RECORD LIST =>

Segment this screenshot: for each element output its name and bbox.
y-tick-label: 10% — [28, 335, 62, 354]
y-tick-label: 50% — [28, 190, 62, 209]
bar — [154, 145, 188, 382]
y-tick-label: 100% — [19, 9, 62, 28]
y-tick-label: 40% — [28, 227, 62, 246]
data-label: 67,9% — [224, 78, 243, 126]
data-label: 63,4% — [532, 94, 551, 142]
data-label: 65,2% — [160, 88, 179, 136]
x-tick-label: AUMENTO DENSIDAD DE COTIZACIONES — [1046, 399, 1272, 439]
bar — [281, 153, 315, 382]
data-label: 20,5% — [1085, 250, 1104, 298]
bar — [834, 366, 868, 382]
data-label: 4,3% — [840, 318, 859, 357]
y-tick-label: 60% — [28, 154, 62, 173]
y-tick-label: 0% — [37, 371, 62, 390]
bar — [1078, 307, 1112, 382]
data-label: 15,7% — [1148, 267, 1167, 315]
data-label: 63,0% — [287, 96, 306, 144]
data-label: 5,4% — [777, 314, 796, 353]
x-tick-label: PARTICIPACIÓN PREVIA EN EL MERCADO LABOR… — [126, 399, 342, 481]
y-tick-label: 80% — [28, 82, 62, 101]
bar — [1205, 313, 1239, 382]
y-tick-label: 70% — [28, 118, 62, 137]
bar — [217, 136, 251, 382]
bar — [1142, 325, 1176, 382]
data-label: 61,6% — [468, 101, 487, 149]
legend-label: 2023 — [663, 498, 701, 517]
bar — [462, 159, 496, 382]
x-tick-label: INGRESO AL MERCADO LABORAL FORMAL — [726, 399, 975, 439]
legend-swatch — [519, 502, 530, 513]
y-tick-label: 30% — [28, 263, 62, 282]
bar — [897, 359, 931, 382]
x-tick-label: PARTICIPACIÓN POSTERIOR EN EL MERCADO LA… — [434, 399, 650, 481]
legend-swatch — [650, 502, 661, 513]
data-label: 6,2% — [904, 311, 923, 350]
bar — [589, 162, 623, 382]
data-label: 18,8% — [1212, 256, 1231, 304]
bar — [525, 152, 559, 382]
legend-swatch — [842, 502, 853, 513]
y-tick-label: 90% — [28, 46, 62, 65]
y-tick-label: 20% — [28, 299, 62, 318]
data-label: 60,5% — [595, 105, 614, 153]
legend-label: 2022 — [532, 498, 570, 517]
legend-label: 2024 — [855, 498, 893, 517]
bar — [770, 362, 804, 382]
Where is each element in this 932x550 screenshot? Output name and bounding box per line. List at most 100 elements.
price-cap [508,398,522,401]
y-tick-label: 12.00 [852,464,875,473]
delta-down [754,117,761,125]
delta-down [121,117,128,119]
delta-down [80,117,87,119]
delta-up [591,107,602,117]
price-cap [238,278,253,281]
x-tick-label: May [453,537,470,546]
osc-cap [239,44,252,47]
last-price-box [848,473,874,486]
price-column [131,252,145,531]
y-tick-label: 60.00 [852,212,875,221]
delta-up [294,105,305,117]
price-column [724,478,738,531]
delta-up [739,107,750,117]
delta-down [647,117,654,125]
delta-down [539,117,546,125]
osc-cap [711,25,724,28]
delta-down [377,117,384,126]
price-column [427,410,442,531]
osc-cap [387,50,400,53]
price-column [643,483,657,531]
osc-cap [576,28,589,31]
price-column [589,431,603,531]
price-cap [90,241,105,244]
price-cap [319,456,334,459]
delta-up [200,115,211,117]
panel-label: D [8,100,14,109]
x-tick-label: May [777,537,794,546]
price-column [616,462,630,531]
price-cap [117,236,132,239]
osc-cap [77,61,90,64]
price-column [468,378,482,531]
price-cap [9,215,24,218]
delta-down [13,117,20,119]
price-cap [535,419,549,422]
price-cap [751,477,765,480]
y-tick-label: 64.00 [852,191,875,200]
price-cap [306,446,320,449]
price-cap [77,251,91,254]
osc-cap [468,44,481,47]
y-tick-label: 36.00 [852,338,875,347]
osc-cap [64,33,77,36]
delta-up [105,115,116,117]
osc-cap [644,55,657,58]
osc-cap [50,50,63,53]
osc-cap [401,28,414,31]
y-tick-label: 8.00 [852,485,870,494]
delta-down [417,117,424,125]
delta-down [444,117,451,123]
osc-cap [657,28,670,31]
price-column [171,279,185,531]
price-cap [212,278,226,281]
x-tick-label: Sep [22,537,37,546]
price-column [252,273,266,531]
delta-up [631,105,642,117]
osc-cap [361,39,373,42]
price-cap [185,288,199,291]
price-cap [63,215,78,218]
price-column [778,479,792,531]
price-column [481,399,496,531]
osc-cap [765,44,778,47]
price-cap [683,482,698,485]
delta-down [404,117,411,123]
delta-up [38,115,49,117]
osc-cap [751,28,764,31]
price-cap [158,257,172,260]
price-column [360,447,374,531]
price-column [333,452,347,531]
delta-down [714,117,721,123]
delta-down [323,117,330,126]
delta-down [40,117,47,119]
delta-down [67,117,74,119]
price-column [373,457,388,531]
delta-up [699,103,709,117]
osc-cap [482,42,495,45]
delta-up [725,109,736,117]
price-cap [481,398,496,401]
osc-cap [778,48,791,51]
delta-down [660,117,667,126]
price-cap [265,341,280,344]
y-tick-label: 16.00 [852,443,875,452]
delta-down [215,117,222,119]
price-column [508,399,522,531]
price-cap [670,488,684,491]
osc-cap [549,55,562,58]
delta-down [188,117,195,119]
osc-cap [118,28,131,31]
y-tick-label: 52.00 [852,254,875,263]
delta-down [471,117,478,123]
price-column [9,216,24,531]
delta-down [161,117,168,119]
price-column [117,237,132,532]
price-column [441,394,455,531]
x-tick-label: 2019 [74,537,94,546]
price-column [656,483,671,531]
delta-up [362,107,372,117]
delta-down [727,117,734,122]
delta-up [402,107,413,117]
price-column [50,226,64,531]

WHAT YOU NEED TO DO =>
Return every line of the records above unchanged, in the same order.

WRITTEN SOLUTION =>
Segment this screenshot: for each element output its name and bbox.
y-tick-label: 10% — [28, 335, 62, 354]
y-tick-label: 50% — [28, 190, 62, 209]
bar — [154, 145, 188, 382]
y-tick-label: 100% — [19, 9, 62, 28]
y-tick-label: 40% — [28, 227, 62, 246]
data-label: 67,9% — [224, 78, 243, 126]
data-label: 63,4% — [532, 94, 551, 142]
data-label: 65,2% — [160, 88, 179, 136]
x-tick-label: AUMENTO DENSIDAD DE COTIZACIONES — [1046, 399, 1272, 439]
bar — [281, 153, 315, 382]
data-label: 20,5% — [1085, 250, 1104, 298]
bar — [834, 366, 868, 382]
data-label: 4,3% — [840, 318, 859, 357]
y-tick-label: 60% — [28, 154, 62, 173]
y-tick-label: 0% — [37, 371, 62, 390]
bar — [1078, 307, 1112, 382]
data-label: 15,7% — [1148, 267, 1167, 315]
data-label: 63,0% — [287, 96, 306, 144]
data-label: 5,4% — [777, 314, 796, 353]
x-tick-label: PARTICIPACIÓN PREVIA EN EL MERCADO LABOR… — [126, 399, 342, 481]
y-tick-label: 80% — [28, 82, 62, 101]
bar — [1205, 313, 1239, 382]
y-tick-label: 70% — [28, 118, 62, 137]
bar — [217, 136, 251, 382]
bar — [1142, 325, 1176, 382]
data-label: 61,6% — [468, 101, 487, 149]
legend-label: 2023 — [663, 498, 701, 517]
bar — [462, 159, 496, 382]
x-tick-label: INGRESO AL MERCADO LABORAL FORMAL — [726, 399, 975, 439]
legend-swatch — [519, 502, 530, 513]
y-tick-label: 30% — [28, 263, 62, 282]
bar — [897, 359, 931, 382]
x-tick-label: PARTICIPACIÓN POSTERIOR EN EL MERCADO LA… — [434, 399, 650, 481]
legend-swatch — [650, 502, 661, 513]
data-label: 6,2% — [904, 311, 923, 350]
bar — [589, 162, 623, 382]
data-label: 18,8% — [1212, 256, 1231, 304]
bar — [525, 152, 559, 382]
legend-swatch — [842, 502, 853, 513]
y-tick-label: 90% — [28, 46, 62, 65]
y-tick-label: 20% — [28, 299, 62, 318]
data-label: 60,5% — [595, 105, 614, 153]
legend-label: 2022 — [532, 498, 570, 517]
legend-label: 2024 — [855, 498, 893, 517]
bar — [770, 362, 804, 382]
Where is each element in this 932x550 screenshot? Output name and bounding box per line. List at most 100 elements.
price-cap [508,398,522,401]
y-tick-label: 12.00 [852,464,875,473]
delta-down [754,117,761,125]
delta-down [121,117,128,119]
delta-down [80,117,87,119]
delta-up [591,107,602,117]
price-cap [238,278,253,281]
x-tick-label: May [453,537,470,546]
osc-cap [239,44,252,47]
last-price-box [848,473,874,486]
price-column [131,252,145,531]
y-tick-label: 60.00 [852,212,875,221]
delta-up [294,105,305,117]
price-column [724,478,738,531]
delta-up [739,107,750,117]
delta-down [647,117,654,125]
delta-down [539,117,546,125]
osc-cap [711,25,724,28]
delta-down [377,117,384,126]
price-column [427,410,442,531]
osc-cap [387,50,400,53]
price-column [643,483,657,531]
osc-cap [576,28,589,31]
price-column [589,431,603,531]
price-cap [90,241,105,244]
price-cap [319,456,334,459]
delta-up [200,115,211,117]
panel-label: D [8,100,14,109]
x-tick-label: May [777,537,794,546]
price-column [616,462,630,531]
price-cap [117,236,132,239]
osc-cap [77,61,90,64]
price-column [468,378,482,531]
price-cap [9,215,24,218]
delta-down [13,117,20,119]
price-cap [535,419,549,422]
price-cap [751,477,765,480]
y-tick-label: 64.00 [852,191,875,200]
price-cap [306,446,320,449]
price-cap [77,251,91,254]
osc-cap [468,44,481,47]
y-tick-label: 36.00 [852,338,875,347]
osc-cap [64,33,77,36]
delta-up [105,115,116,117]
osc-cap [644,55,657,58]
osc-cap [50,50,63,53]
osc-cap [401,28,414,31]
y-tick-label: 8.00 [852,485,870,494]
delta-down [417,117,424,125]
delta-down [444,117,451,123]
osc-cap [657,28,670,31]
price-column [171,279,185,531]
price-cap [212,278,226,281]
x-tick-label: Sep [22,537,37,546]
price-column [252,273,266,531]
delta-up [631,105,642,117]
osc-cap [361,39,373,42]
price-cap [185,288,199,291]
price-cap [63,215,78,218]
price-column [778,479,792,531]
price-column [481,399,496,531]
osc-cap [765,44,778,47]
price-cap [683,482,698,485]
delta-down [404,117,411,123]
delta-up [38,115,49,117]
osc-cap [751,28,764,31]
price-cap [158,257,172,260]
price-column [360,447,374,531]
price-column [333,452,347,531]
delta-down [714,117,721,123]
delta-down [323,117,330,126]
delta-down [40,117,47,119]
delta-down [67,117,74,119]
price-column [373,457,388,531]
delta-up [699,103,709,117]
osc-cap [482,42,495,45]
delta-up [725,109,736,117]
price-cap [481,398,496,401]
osc-cap [778,48,791,51]
delta-down [660,117,667,126]
price-cap [265,341,280,344]
y-tick-label: 16.00 [852,443,875,452]
delta-down [215,117,222,119]
price-column [508,399,522,531]
price-cap [670,488,684,491]
osc-cap [549,55,562,58]
delta-down [188,117,195,119]
osc-cap [118,28,131,31]
y-tick-label: 52.00 [852,254,875,263]
delta-down [471,117,478,123]
price-column [9,216,24,531]
delta-down [161,117,168,119]
price-column [117,237,132,532]
price-column [441,394,455,531]
x-tick-label: 2019 [74,537,94,546]
price-column [656,483,671,531]
delta-up [362,107,372,117]
delta-down [727,117,734,122]
delta-up [402,107,413,117]
price-column [50,226,64,531]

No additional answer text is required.